§ Exercise description
State how many lines of the entries include the string "表面工程技术", please, leaving out everything but the number.

::::::::::

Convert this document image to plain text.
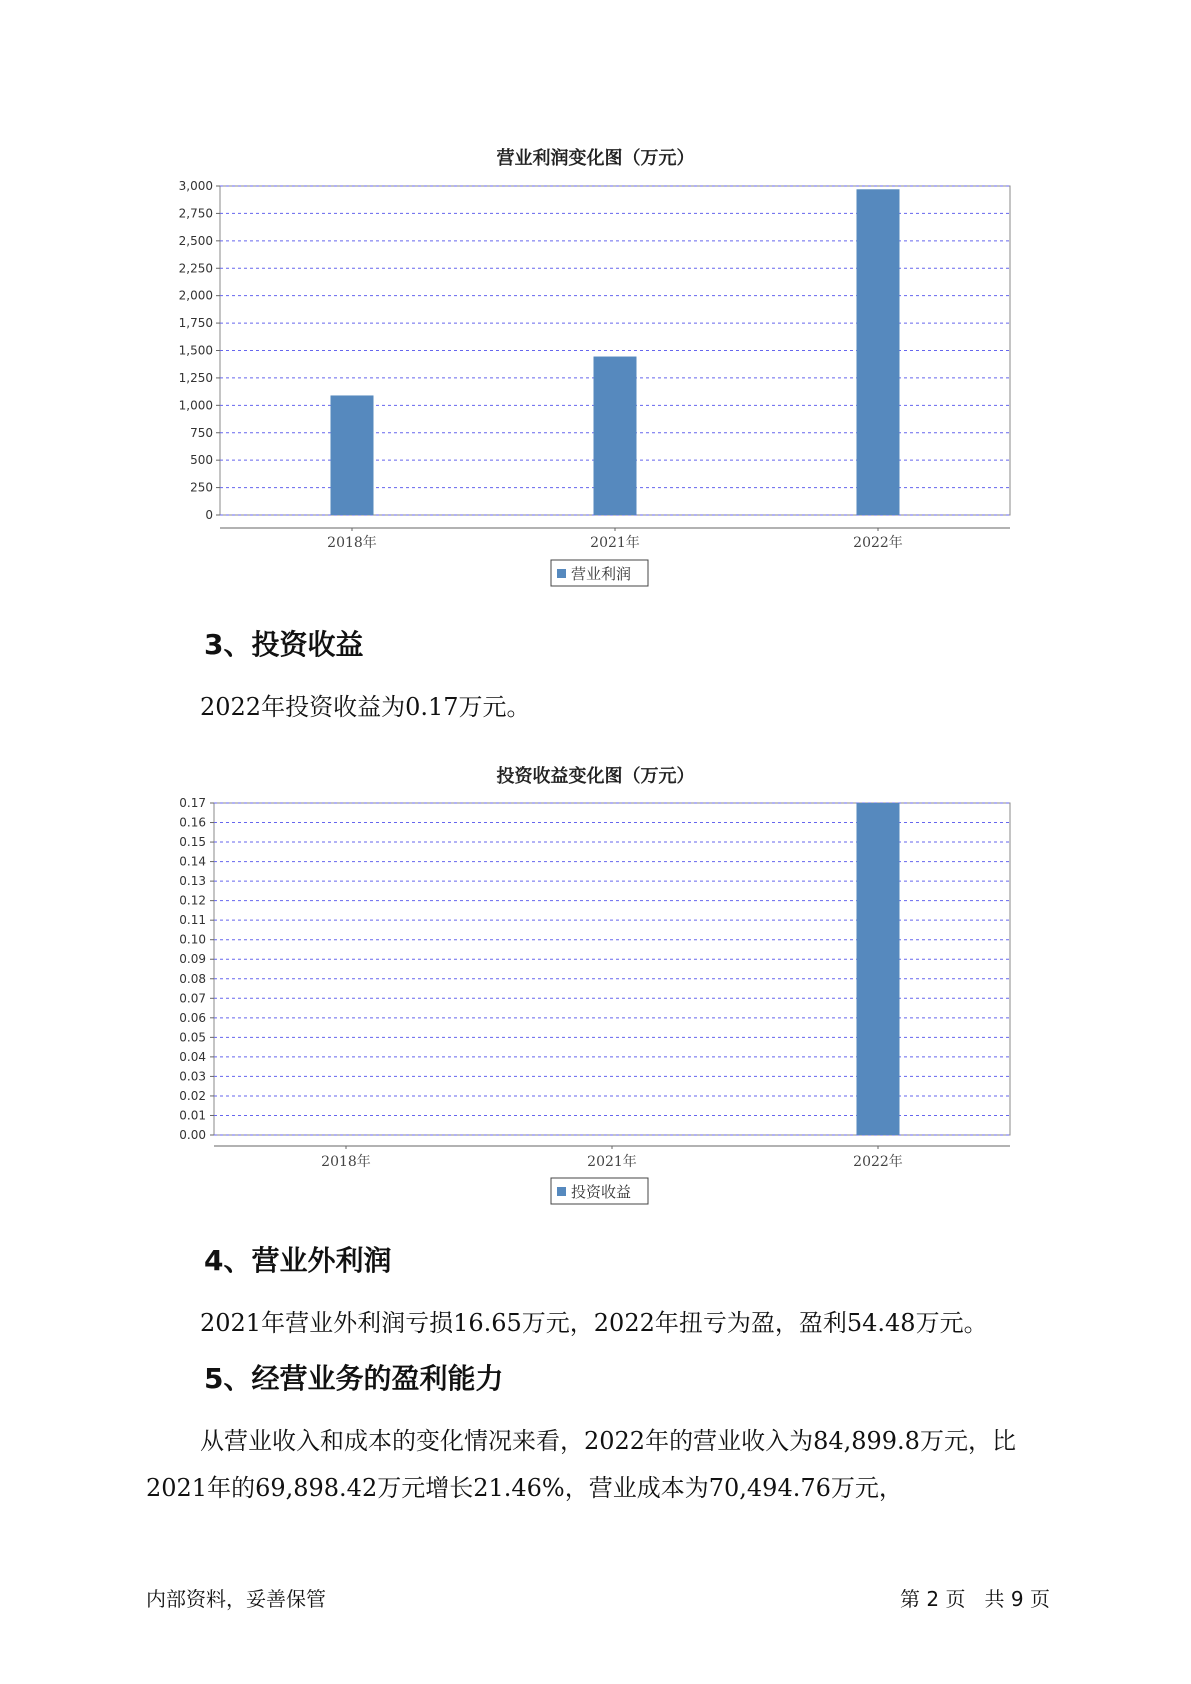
营业利润变化图（万元）
0
250
500
750
1,000
1,250
1,500
1,750
2,000
2,250
2,500
2,750
3,000
2018年	2021年	2022年
营业利润
3、投资收益
2022年投资收益为0.17万元。
投资收益变化图（万元）
0.00
0.01
0.02
0.03
0.04
0.05
0.06
0.07
0.08
0.09
0.10
0.11
0.12
0.13
0.14
0.15
0.16
0.17
2018年	2021年	2022年
投资收益
4、营业外利润
2021年营业外利润亏损16.65万元，2022年扭亏为盈，盈利54.48万元。
5、经营业务的盈利能力
从营业收入和成本的变化情况来看，2022年的营业收入为84,899.8万元，比2021年的69,898.42万元增长21.46%，营业成本为70,494.76万元，
内部资料，妥善保管	第 2 页   共 9 页
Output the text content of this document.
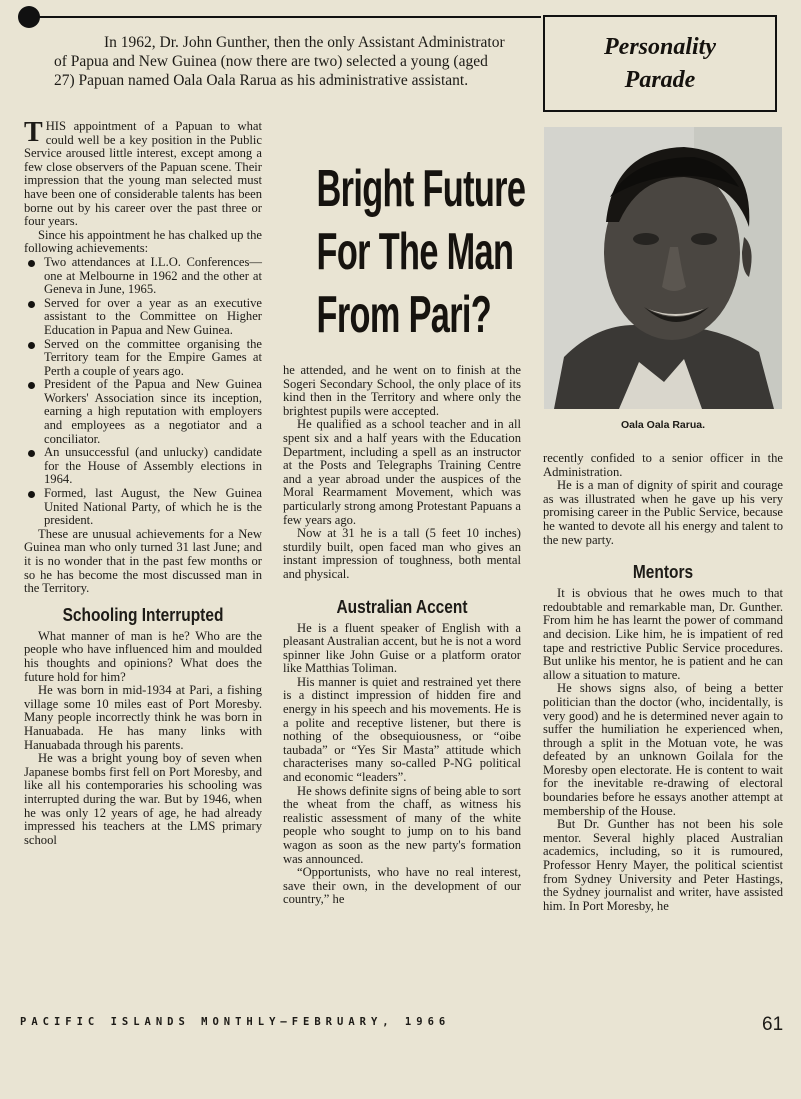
In 1962, Dr. John Gunther, then the only Assistant Administrator of Papua and New Guinea (now there are two) selected a young (aged 27) Papuan named Oala Oala Rarua as his administrative assistant.

Personality
Parade

THIS appointment of a Papuan to what could well be a key position in the Public Service aroused little interest, except among a few close observers of the Papuan scene. Their impression that the young man selected must have been one of considerable talents has been borne out by his career over the past three or four years.

Since his appointment he has chalked up the following achievements:

Two attendances at I.L.O. Conferences—one at Melbourne in 1962 and the other at Geneva in June, 1965.
Served for over a year as an executive assistant to the Committee on Higher Education in Papua and New Guinea.
Served on the committee organising the Territory team for the Empire Games at Perth a couple of years ago.
President of the Papua and New Guinea Workers' Association since its inception, earning a high reputation with employers and employees as a negotiator and a conciliator.
An unsuccessful (and unlucky) candidate for the House of Assembly elections in 1964.
Formed, last August, the New Guinea United National Party, of which he is the president.

These are unusual achievements for a New Guinea man who only turned 31 last June; and it is no wonder that in the past few months or so he has become the most discussed man in the Territory.

Schooling Interrupted

What manner of man is he? Who are the people who have influenced him and moulded his thoughts and opinions? What does the future hold for him?

He was born in mid-1934 at Pari, a fishing village some 10 miles east of Port Moresby. Many people incorrectly think he was born in Hanuabada. He has many links with Hanuabada through his parents.

He was a bright young boy of seven when Japanese bombs first fell on Port Moresby, and like all his contemporaries his schooling was interrupted during the war. But by 1946, when he was only 12 years of age, he had already impressed his teachers at the LMS primary school

Bright Future
For The Man
From Pari?

he attended, and he went on to finish at the Sogeri Secondary School, the only place of its kind then in the Territory and where only the brightest pupils were accepted.

He qualified as a school teacher and in all spent six and a half years with the Education Department, including a spell as an instructor at the Posts and Telegraphs Training Centre and a year abroad under the auspices of the Moral Rearmament Movement, which was particularly strong among Protestant Papuans a few years ago.

Now at 31 he is a tall (5 feet 10 inches) sturdily built, open faced man who gives an instant impression of toughness, both mental and physical.

Australian Accent

He is a fluent speaker of English with a pleasant Australian accent, but he is not a word spinner like John Guise or a platform orator like Matthias Toliman.

His manner is quiet and restrained yet there is a distinct impression of hidden fire and energy in his speech and his movements. He is a polite and receptive listener, but there is nothing of the obsequiousness, or “oibe taubada” or “Yes Sir Masta” attitude which characterises many so-called P-NG political and economic “leaders”.

He shows definite signs of being able to sort the wheat from the chaff, as witness his realistic assessment of many of the white people who sought to jump on to his band wagon as soon as the new party's formation was announced.

“Opportunists, who have no real interest, save their own, in the development of our country,” he

Oala Oala Rarua.

recently confided to a senior officer in the Administration.

He is a man of dignity of spirit and courage as was illustrated when he gave up his very promising career in the Public Service, because he wanted to devote all his energy and talent to the new party.

Mentors

It is obvious that he owes much to that redoubtable and remarkable man, Dr. Gunther. From him he has learnt the power of command and decision. Like him, he is impatient of red tape and restrictive Public Service procedures. But unlike his mentor, he is patient and he can allow a situation to mature.

He shows signs also, of being a better politician than the doctor (who, incidentally, is very good) and he is determined never again to suffer the humiliation he experienced when, through a split in the Motuan vote, he was defeated by an unknown Goilala for the Moresby open electorate. He is content to wait for the inevitable re-drawing of electoral boundaries before he essays another attempt at membership of the House.

But Dr. Gunther has not been his sole mentor. Several highly placed Australian academics, including, so it is rumoured, Professor Henry Mayer, the political scientist from Sydney University and Peter Hastings, the Sydney journalist and writer, have assisted him. In Port Moresby, he

PACIFIC ISLANDS MONTHLY—FEBRUARY, 1966	61
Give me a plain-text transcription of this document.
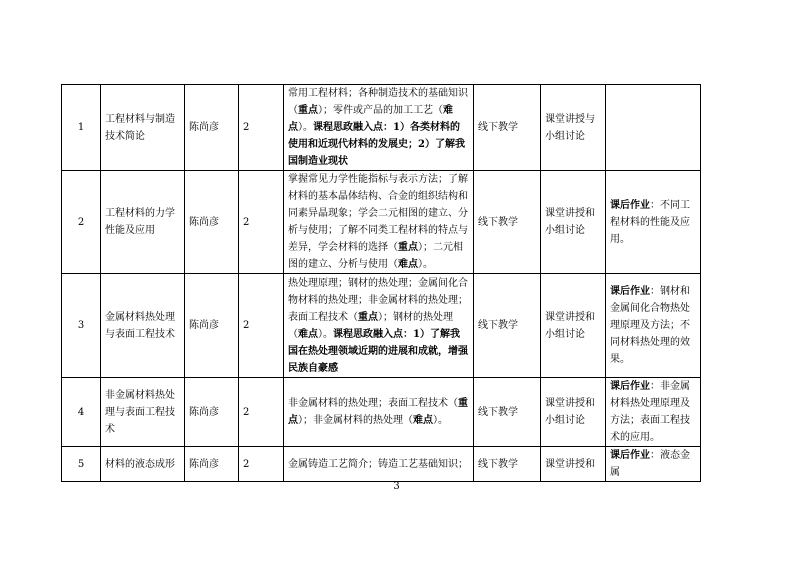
1	工程材料与制造技术简论	陈尚彦	2	常用工程材料；各种制造技术的基础知识（重点）；零件或产品的加工工艺（难点）。课程思政融入点：1）各类材料的使用和近现代材料的发展史；2）了解我国制造业现状	线下教学	课堂讲授与小组讨论	
2	工程材料的力学性能及应用	陈尚彦	2	掌握常见力学性能指标与表示方法；了解材料的基本晶体结构、合金的组织结构和同素异晶现象；学会二元相图的建立、分析与使用；了解不同类工程材料的特点与差异，学会材料的选择（重点）；二元相图的建立、分析与使用（难点）。	线下教学	课堂讲授和小组讨论	课后作业：不同工程材料的性能及应用。
3	金属材料热处理与表面工程技术	陈尚彦	2	热处理原理；钢材的热处理；金属间化合物材料的热处理；非金属材料的热处理；表面工程技术（重点）；钢材的热处理（难点）。课程思政融入点：1）了解我国在热处理领域近期的进展和成就，增强民族自豪感	线下教学	课堂讲授和小组讨论	课后作业：钢材和金属间化合物热处理原理及方法；不同材料热处理的效果。
4	非金属材料热处理与表面工程技术	陈尚彦	2	非金属材料的热处理；表面工程技术（重点）；非金属材料的热处理（难点）。	线下教学	课堂讲授和小组讨论	课后作业：非金属材料热处理原理及方法；表面工程技术的应用。
5	材料的液态成形	陈尚彦	2	金属铸造工艺简介；铸造工艺基础知识；	线下教学	课堂讲授和	课后作业：液态金属
3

::::::::::

§ Task output
2